▶ _PROBLEMS_:
1) In the power book thread, where should one look for used and older versions of the expensive books?
2) List every topic that the power book thread gives in parentheses for the recommended Digital text.
3) Copy the stretch of the power book thread from "NCEES Electrical and" through "clock cycles, K-map).", renaming "Digital" to "Logic".

▶ _EXCERPT_:
START

# Power book recommend for newbie



## tomtom (Jan 15, 2008)

Hello all PE,

Any recommend power book for newbie with no background in Power? Thank you all and enjoy your studying. arty-smiley-048:

TT.


----------



## Techie_Junkie_PE_LEED_AP (Jan 16, 2008)

Least expensive:

Schaum's Outline Electrical Power Systems &amp; Schaum's Electric Machinery.

Expensive: (check eBay for used and older versions which are just as good)

Power System Analysis (Grainger/Stevenson) &amp; Electrical Machines, Drives and Power systems (Theodore Wildi)

Here is my booklist..

AM BREADTH

EERM - Probobly the best "Breadth" book out there.

Fundamentals of EE (By Bobrow) - Goes into the "depth" of the AM stuff that EERM does not, so it complements it perfectly. More than you'll care to know.

NCEES Electrical and Computer Study Guide

Schaum's Basic EE (or similar Schaums, there's 3 or 4)

One good text on Electronics (transistors, Op Amps), one Communications (basic) and one Digital (binary, hex, chips, micro, clock cycles, K-map).

EE Quick Reference (other board or Kaplan's Referenced Review by Bentley)

PM Power Depth

Power Systems Analysis (Grainger)

Electric Machines, Drives and Power Systems (Wildi)

Schaum's Electric Power Systems &amp; Schaum's Electric Machinery

NEC Code for Code questions.

END

▶ _DATASET EXCERPTS_:
START

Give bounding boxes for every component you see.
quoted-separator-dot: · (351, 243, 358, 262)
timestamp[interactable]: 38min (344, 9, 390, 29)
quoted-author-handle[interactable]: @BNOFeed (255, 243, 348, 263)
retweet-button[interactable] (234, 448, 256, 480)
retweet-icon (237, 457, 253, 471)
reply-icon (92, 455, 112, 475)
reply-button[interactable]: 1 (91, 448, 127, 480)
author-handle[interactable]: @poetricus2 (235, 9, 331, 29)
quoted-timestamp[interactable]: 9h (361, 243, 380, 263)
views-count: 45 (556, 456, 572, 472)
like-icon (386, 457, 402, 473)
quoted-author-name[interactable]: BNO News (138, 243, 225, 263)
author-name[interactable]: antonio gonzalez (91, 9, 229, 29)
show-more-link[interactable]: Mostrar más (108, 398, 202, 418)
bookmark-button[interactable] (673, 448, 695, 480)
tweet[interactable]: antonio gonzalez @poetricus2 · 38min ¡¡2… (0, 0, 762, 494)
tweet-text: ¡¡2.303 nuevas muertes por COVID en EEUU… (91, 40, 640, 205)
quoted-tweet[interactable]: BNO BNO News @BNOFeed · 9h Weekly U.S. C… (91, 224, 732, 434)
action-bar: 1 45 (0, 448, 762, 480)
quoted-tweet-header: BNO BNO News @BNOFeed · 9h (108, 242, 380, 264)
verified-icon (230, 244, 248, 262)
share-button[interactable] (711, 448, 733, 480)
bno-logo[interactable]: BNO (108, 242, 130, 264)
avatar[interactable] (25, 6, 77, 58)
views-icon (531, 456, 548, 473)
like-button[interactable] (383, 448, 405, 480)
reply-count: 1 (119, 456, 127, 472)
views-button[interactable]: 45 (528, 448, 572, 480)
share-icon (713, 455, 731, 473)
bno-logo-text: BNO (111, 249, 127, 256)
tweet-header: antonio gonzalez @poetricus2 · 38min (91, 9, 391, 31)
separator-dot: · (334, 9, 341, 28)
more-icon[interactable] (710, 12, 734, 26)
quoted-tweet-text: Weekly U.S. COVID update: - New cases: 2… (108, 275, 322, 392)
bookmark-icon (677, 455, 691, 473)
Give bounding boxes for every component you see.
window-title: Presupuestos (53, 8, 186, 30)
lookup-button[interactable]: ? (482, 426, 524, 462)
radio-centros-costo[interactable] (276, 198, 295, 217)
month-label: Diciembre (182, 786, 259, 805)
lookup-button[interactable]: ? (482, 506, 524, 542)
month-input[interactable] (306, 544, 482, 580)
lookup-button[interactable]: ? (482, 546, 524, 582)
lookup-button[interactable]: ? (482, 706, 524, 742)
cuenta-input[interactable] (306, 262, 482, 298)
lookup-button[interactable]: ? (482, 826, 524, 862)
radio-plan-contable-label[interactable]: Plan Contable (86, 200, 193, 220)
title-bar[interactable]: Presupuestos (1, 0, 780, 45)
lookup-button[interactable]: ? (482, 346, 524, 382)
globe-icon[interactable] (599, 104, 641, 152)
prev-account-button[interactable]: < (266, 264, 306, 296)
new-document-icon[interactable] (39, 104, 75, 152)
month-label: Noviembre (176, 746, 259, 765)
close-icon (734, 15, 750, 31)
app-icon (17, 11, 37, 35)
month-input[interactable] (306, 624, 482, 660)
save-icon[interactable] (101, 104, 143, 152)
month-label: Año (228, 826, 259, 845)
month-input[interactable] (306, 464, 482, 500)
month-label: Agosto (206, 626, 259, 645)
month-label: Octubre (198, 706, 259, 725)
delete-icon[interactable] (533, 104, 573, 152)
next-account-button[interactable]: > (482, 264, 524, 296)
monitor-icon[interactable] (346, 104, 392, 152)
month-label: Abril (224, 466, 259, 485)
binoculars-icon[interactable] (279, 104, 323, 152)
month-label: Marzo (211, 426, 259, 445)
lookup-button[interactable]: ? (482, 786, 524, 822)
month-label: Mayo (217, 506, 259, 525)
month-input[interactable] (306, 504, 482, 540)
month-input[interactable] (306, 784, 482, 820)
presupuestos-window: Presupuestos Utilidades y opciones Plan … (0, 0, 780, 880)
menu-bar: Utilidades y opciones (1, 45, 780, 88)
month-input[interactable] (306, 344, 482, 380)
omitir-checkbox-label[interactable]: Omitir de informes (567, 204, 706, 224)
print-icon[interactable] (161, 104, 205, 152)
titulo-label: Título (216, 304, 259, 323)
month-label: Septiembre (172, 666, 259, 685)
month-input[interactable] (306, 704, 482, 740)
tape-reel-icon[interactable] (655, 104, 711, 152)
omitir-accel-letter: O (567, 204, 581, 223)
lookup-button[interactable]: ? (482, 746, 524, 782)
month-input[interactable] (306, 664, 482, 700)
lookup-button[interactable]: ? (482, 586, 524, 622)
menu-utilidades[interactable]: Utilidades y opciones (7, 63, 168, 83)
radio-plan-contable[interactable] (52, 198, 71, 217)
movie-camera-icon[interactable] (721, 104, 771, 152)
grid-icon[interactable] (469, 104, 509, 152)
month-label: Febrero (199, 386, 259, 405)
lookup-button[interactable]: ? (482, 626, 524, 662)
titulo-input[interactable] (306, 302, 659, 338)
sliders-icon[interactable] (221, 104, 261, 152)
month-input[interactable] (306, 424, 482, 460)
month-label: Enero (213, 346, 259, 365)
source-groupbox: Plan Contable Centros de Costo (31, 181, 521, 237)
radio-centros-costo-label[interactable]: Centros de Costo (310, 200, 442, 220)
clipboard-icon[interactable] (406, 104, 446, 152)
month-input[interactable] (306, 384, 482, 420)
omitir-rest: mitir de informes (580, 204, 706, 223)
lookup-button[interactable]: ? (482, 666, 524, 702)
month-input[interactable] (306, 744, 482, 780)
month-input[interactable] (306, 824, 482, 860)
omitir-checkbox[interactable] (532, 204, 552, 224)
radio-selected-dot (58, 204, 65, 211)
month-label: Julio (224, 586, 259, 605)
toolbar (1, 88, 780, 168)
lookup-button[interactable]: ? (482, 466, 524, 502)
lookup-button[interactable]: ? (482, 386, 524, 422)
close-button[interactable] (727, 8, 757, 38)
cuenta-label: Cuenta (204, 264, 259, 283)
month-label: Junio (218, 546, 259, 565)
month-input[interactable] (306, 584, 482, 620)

END

▶ _COMPLETED EXERCISE_:
1) eBay.

2) binary, hex, chips, micro, clock cycles, K-map

3)
NCEES Electrical and Computer Study Guide

Schaum's Basic EE (or similar Schaums, there's 3 or 4)

One good text on Electronics (transistors, Op Amps), one Communications (basic) and one Logic (binary, hex, chips, micro, clock cycles, K-map).